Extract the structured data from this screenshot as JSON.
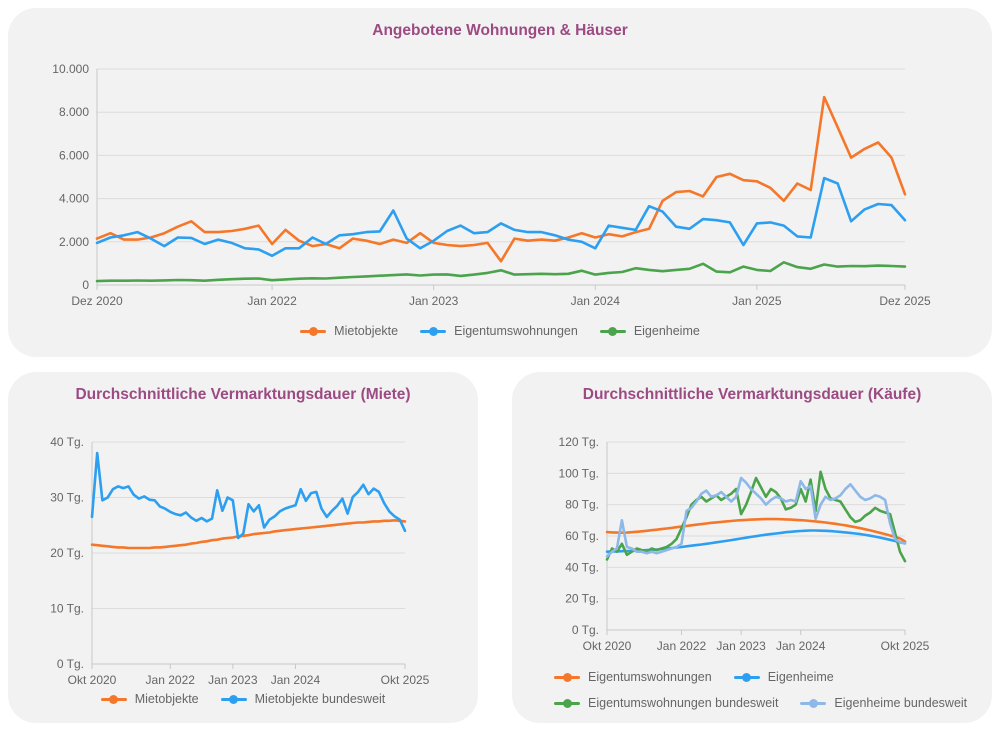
{
  "colors": {
    "title": "#9c4b82",
    "axis_text": "#666666",
    "gridline": "#dcdcdc",
    "axis_line": "#c8c8c8",
    "card_background": "#f2f2f2",
    "page_background": "#ffffff",
    "orange": "#f4772a",
    "blue": "#2d9ff0",
    "green": "#4ba44b",
    "light_blue": "#8db8e8"
  },
  "chart_data": [
    {
      "type": "line",
      "title": "Angebotene Wohnungen & Häuser",
      "x_range": [
        "Dez 2020",
        "Dez 2025"
      ],
      "n_points": 61,
      "grid": true,
      "legend_position": "bottom-center",
      "y_axis": {
        "min": 0,
        "max": 10000,
        "step": 2000,
        "labels": [
          "0",
          "2.000",
          "4.000",
          "6.000",
          "8.000",
          "10.000"
        ]
      },
      "x_ticks": [
        {
          "at": 0,
          "label": "Dez 2020"
        },
        {
          "at": 13,
          "label": "Jan 2022"
        },
        {
          "at": 25,
          "label": "Jan 2023"
        },
        {
          "at": 37,
          "label": "Jan 2024"
        },
        {
          "at": 49,
          "label": "Jan 2025"
        },
        {
          "at": 60,
          "label": "Dez 2025"
        }
      ],
      "legend_rows": [
        [
          0,
          1,
          2
        ]
      ],
      "series": [
        {
          "name": "Mietobjekte",
          "color": "#f4772a",
          "values": [
            2150,
            2400,
            2100,
            2100,
            2200,
            2400,
            2700,
            2950,
            2450,
            2450,
            2500,
            2600,
            2750,
            1900,
            2550,
            2050,
            1800,
            1900,
            1700,
            2150,
            2050,
            1900,
            2100,
            1950,
            2400,
            1950,
            1850,
            1800,
            1850,
            1950,
            1100,
            2150,
            2050,
            2100,
            2050,
            2200,
            2400,
            2200,
            2350,
            2250,
            2450,
            2600,
            3900,
            4300,
            4350,
            4100,
            5000,
            5150,
            4850,
            4800,
            4500,
            3900,
            4700,
            4400,
            8700,
            7300,
            5900,
            6300,
            6600,
            5900,
            4200
          ]
        },
        {
          "name": "Eigentumswohnungen",
          "color": "#2d9ff0",
          "values": [
            1950,
            2200,
            2300,
            2450,
            2150,
            1800,
            2200,
            2180,
            1900,
            2100,
            1950,
            1700,
            1650,
            1350,
            1700,
            1700,
            2200,
            1900,
            2300,
            2350,
            2450,
            2480,
            3450,
            2150,
            1700,
            2050,
            2500,
            2750,
            2400,
            2450,
            2850,
            2550,
            2450,
            2450,
            2300,
            2100,
            2000,
            1700,
            2750,
            2650,
            2550,
            3650,
            3400,
            2700,
            2600,
            3050,
            3000,
            2900,
            1850,
            2850,
            2900,
            2750,
            2250,
            2200,
            4950,
            4700,
            2950,
            3500,
            3750,
            3700,
            3000
          ]
        },
        {
          "name": "Eigenheime",
          "color": "#4ba44b",
          "values": [
            180,
            200,
            200,
            210,
            200,
            215,
            230,
            220,
            200,
            240,
            270,
            290,
            300,
            220,
            260,
            290,
            310,
            300,
            340,
            370,
            400,
            430,
            460,
            490,
            440,
            480,
            490,
            420,
            480,
            560,
            680,
            480,
            500,
            520,
            500,
            520,
            660,
            480,
            560,
            600,
            780,
            700,
            640,
            700,
            750,
            980,
            620,
            590,
            850,
            700,
            650,
            1050,
            830,
            750,
            950,
            850,
            880,
            870,
            900,
            880,
            850
          ]
        }
      ]
    },
    {
      "type": "line",
      "title": "Durchschnittliche Vermarktungsdauer (Miete)",
      "x_range": [
        "Okt 2020",
        "Okt 2025"
      ],
      "n_points": 61,
      "grid": true,
      "unit": "Tg.",
      "legend_position": "bottom-center",
      "y_axis": {
        "min": 0,
        "max": 40,
        "step": 10,
        "labels": [
          "0 Tg.",
          "10 Tg.",
          "20 Tg.",
          "30 Tg.",
          "40 Tg."
        ]
      },
      "x_ticks": [
        {
          "at": 0,
          "label": "Okt 2020"
        },
        {
          "at": 15,
          "label": "Jan 2022"
        },
        {
          "at": 27,
          "label": "Jan 2023"
        },
        {
          "at": 39,
          "label": "Jan 2024"
        },
        {
          "at": 60,
          "label": "Okt 2025"
        }
      ],
      "legend_rows": [
        [
          0,
          1
        ]
      ],
      "series": [
        {
          "name": "Mietobjekte",
          "color": "#f4772a",
          "values": [
            21.5,
            21.4,
            21.3,
            21.2,
            21.1,
            21.0,
            21.0,
            20.9,
            20.9,
            20.9,
            20.9,
            20.9,
            21.0,
            21.0,
            21.1,
            21.2,
            21.3,
            21.4,
            21.5,
            21.7,
            21.8,
            22.0,
            22.1,
            22.3,
            22.4,
            22.6,
            22.7,
            22.8,
            23.0,
            23.1,
            23.2,
            23.4,
            23.5,
            23.6,
            23.7,
            23.9,
            24.0,
            24.1,
            24.2,
            24.3,
            24.4,
            24.5,
            24.6,
            24.7,
            24.8,
            24.9,
            25.0,
            25.1,
            25.2,
            25.3,
            25.4,
            25.5,
            25.5,
            25.6,
            25.7,
            25.7,
            25.8,
            25.8,
            25.9,
            25.8,
            25.7
          ]
        },
        {
          "name": "Mietobjekte bundesweit",
          "color": "#2d9ff0",
          "values": [
            26.5,
            38,
            29.5,
            30,
            31.5,
            32,
            31.7,
            32,
            30.5,
            29.8,
            30.2,
            29.6,
            29.5,
            28.4,
            28,
            27.4,
            27,
            26.8,
            27.3,
            26.4,
            25.8,
            26.3,
            25.7,
            26.2,
            31.3,
            27.6,
            30,
            29.5,
            22.7,
            23.5,
            28.8,
            27.5,
            28.6,
            24.6,
            26,
            26.6,
            27.5,
            28,
            28.3,
            28.6,
            31.5,
            29.4,
            30.8,
            31,
            28,
            26.5,
            27.6,
            28.5,
            29.8,
            27.1,
            30.1,
            31,
            32.3,
            30.6,
            31.6,
            31,
            29,
            27.5,
            26.6,
            26,
            24
          ]
        }
      ]
    },
    {
      "type": "line",
      "title": "Durchschnittliche Vermarktungsdauer (Käufe)",
      "x_range": [
        "Okt 2020",
        "Okt 2025"
      ],
      "n_points": 61,
      "grid": true,
      "unit": "Tg.",
      "legend_position": "bottom-left-two-rows",
      "y_axis": {
        "min": 0,
        "max": 120,
        "step": 20,
        "labels": [
          "0 Tg.",
          "20 Tg.",
          "40 Tg.",
          "60 Tg.",
          "80 Tg.",
          "100 Tg.",
          "120 Tg."
        ]
      },
      "x_ticks": [
        {
          "at": 0,
          "label": "Okt 2020"
        },
        {
          "at": 15,
          "label": "Jan 2022"
        },
        {
          "at": 27,
          "label": "Jan 2023"
        },
        {
          "at": 39,
          "label": "Jan 2024"
        },
        {
          "at": 60,
          "label": "Okt 2025"
        }
      ],
      "legend_rows": [
        [
          0,
          1
        ],
        [
          2,
          3
        ]
      ],
      "series": [
        {
          "name": "Eigentumswohnungen",
          "color": "#f4772a",
          "values": [
            62.5,
            62.3,
            62.2,
            62.1,
            62.2,
            62.4,
            62.7,
            63.0,
            63.3,
            63.7,
            64.0,
            64.4,
            64.8,
            65.2,
            65.6,
            66.0,
            66.4,
            66.8,
            67.2,
            67.6,
            68.0,
            68.4,
            68.7,
            69.0,
            69.3,
            69.6,
            69.9,
            70.1,
            70.3,
            70.5,
            70.6,
            70.7,
            70.8,
            70.8,
            70.8,
            70.7,
            70.6,
            70.5,
            70.3,
            70.1,
            69.9,
            69.6,
            69.3,
            69.0,
            68.6,
            68.2,
            67.8,
            67.3,
            66.8,
            66.2,
            65.6,
            65.0,
            64.3,
            63.6,
            62.8,
            62.0,
            61.2,
            60.3,
            59.4,
            58.4,
            56.5
          ]
        },
        {
          "name": "Eigenheime",
          "color": "#2d9ff0",
          "values": [
            50.0,
            50.1,
            50.2,
            50.3,
            50.4,
            50.5,
            50.6,
            50.8,
            51.0,
            51.2,
            51.4,
            51.7,
            52.0,
            52.3,
            52.7,
            53.0,
            53.4,
            53.8,
            54.2,
            54.6,
            55.0,
            55.5,
            56.0,
            56.4,
            56.9,
            57.4,
            57.9,
            58.4,
            58.9,
            59.4,
            59.9,
            60.4,
            60.8,
            61.2,
            61.6,
            62.0,
            62.4,
            62.7,
            63.0,
            63.2,
            63.4,
            63.5,
            63.5,
            63.4,
            63.3,
            63.1,
            62.9,
            62.6,
            62.3,
            62.0,
            61.6,
            61.2,
            60.7,
            60.2,
            59.6,
            59.0,
            58.3,
            57.6,
            56.8,
            56.0,
            55.3
          ]
        },
        {
          "name": "Eigentumswohnungen bundesweit",
          "color": "#4ba44b",
          "values": [
            45,
            52,
            50,
            55,
            48,
            50,
            52,
            51,
            50,
            52,
            51,
            52,
            53,
            55,
            58,
            65,
            72,
            80,
            83,
            85,
            82,
            84,
            86,
            83,
            85,
            87,
            90,
            74,
            80,
            88,
            97,
            91,
            85,
            90,
            88,
            84,
            77,
            78,
            80,
            90,
            82,
            96,
            76,
            101,
            90,
            84,
            83,
            82,
            77,
            72,
            69,
            70,
            73,
            75,
            78,
            76,
            75,
            74,
            62,
            50,
            44
          ]
        },
        {
          "name": "Eigenheime bundesweit",
          "color": "#8db8e8",
          "values": [
            47,
            50,
            52,
            70,
            53,
            52,
            50,
            50,
            49,
            50,
            49,
            50,
            51,
            52,
            53,
            55,
            76,
            78,
            82,
            87,
            89,
            85,
            86,
            88,
            85,
            82,
            85,
            97,
            94,
            90,
            87,
            84,
            80,
            83,
            85,
            84,
            82,
            83,
            82,
            95,
            90,
            92,
            71,
            80,
            85,
            83,
            84,
            86,
            90,
            93,
            89,
            85,
            83,
            84,
            86,
            85,
            83,
            68,
            58,
            56,
            55.5
          ]
        }
      ]
    }
  ]
}
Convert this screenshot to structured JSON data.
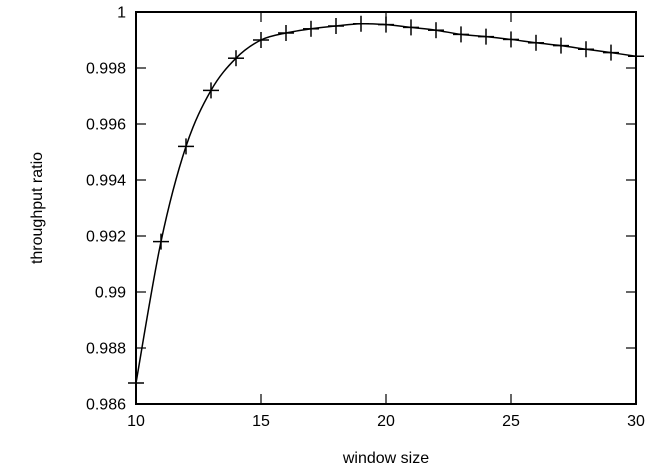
{
  "chart_data": {
    "type": "line",
    "title": "",
    "xlabel": "window size",
    "ylabel": "throughput ratio",
    "xlim": [
      10,
      30
    ],
    "ylim": [
      0.986,
      1.0
    ],
    "xticks": [
      10,
      15,
      20,
      25,
      30
    ],
    "xtick_labels": [
      "10",
      "15",
      "20",
      "25",
      "30"
    ],
    "yticks": [
      0.986,
      0.988,
      0.99,
      0.992,
      0.994,
      0.996,
      0.998,
      1.0
    ],
    "ytick_labels": [
      "0.986",
      "0.988",
      "0.99",
      "0.992",
      "0.994",
      "0.996",
      "0.998",
      "1"
    ],
    "grid": false,
    "legend": "none",
    "series": [
      {
        "marker": "plus",
        "color": "#000000",
        "x": [
          10,
          11,
          12,
          13,
          14,
          15,
          16,
          17,
          18,
          19,
          20,
          21,
          22,
          23,
          24,
          25,
          26,
          27,
          28,
          29,
          30
        ],
        "values": [
          0.98675,
          0.9918,
          0.9952,
          0.9972,
          0.99835,
          0.999,
          0.99925,
          0.9994,
          0.9995,
          0.99958,
          0.99955,
          0.99945,
          0.99935,
          0.9992,
          0.99912,
          0.99902,
          0.9989,
          0.9988,
          0.99867,
          0.99855,
          0.99842
        ]
      }
    ]
  }
}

* * * *

#### TO BE DONE
Count how many lines of the material hold the string "title". Give the number and nothing more.

#### TASK RESPONSE
5